• _Given request_: From the entries below, pull out each line where "Personal" appears.
•••
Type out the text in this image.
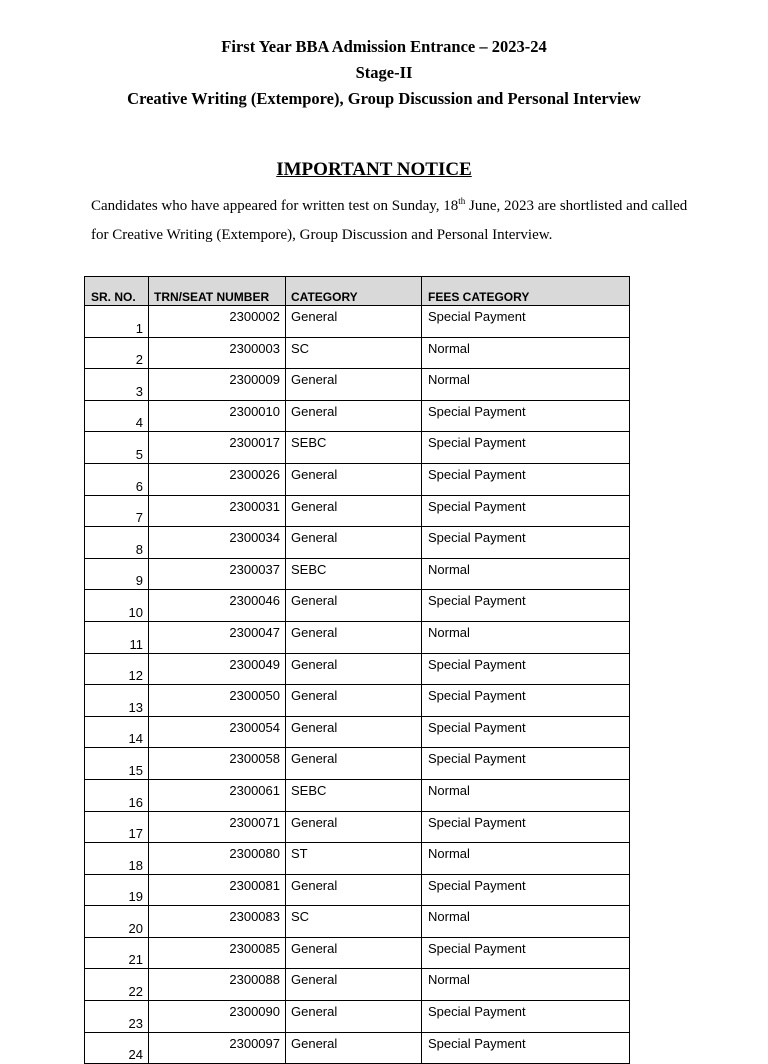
First Year BBA Admission Entrance – 2023-24
Stage-II
Creative Writing (Extempore), Group Discussion and Personal Interview
IMPORTANT NOTICE
Candidates who have appeared for written test on Sunday, 18th June, 2023 are shortlisted and called for Creative Writing (Extempore), Group Discussion and Personal Interview.
SR. NO.	TRN/SEAT NUMBER	CATEGORY	FEES CATEGORY
1	2300002	General	Special Payment
2	2300003	SC	Normal
3	2300009	General	Normal
4	2300010	General	Special Payment
5	2300017	SEBC	Special Payment
6	2300026	General	Special Payment
7	2300031	General	Special Payment
8	2300034	General	Special Payment
9	2300037	SEBC	Normal
10	2300046	General	Special Payment
11	2300047	General	Normal
12	2300049	General	Special Payment
13	2300050	General	Special Payment
14	2300054	General	Special Payment
15	2300058	General	Special Payment
16	2300061	SEBC	Normal
17	2300071	General	Special Payment
18	2300080	ST	Normal
19	2300081	General	Special Payment
20	2300083	SC	Normal
21	2300085	General	Special Payment
22	2300088	General	Normal
23	2300090	General	Special Payment
24	2300097	General	Special Payment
•••
• _Answer below_:
Creative Writing (Extempore), Group Discussion and Personal Interview
Candidates who have appeared for written test on Sunday, 18th June, 2023 are shortlisted and called for Creative Writing (Extempore), Group Discussion and Personal Interview.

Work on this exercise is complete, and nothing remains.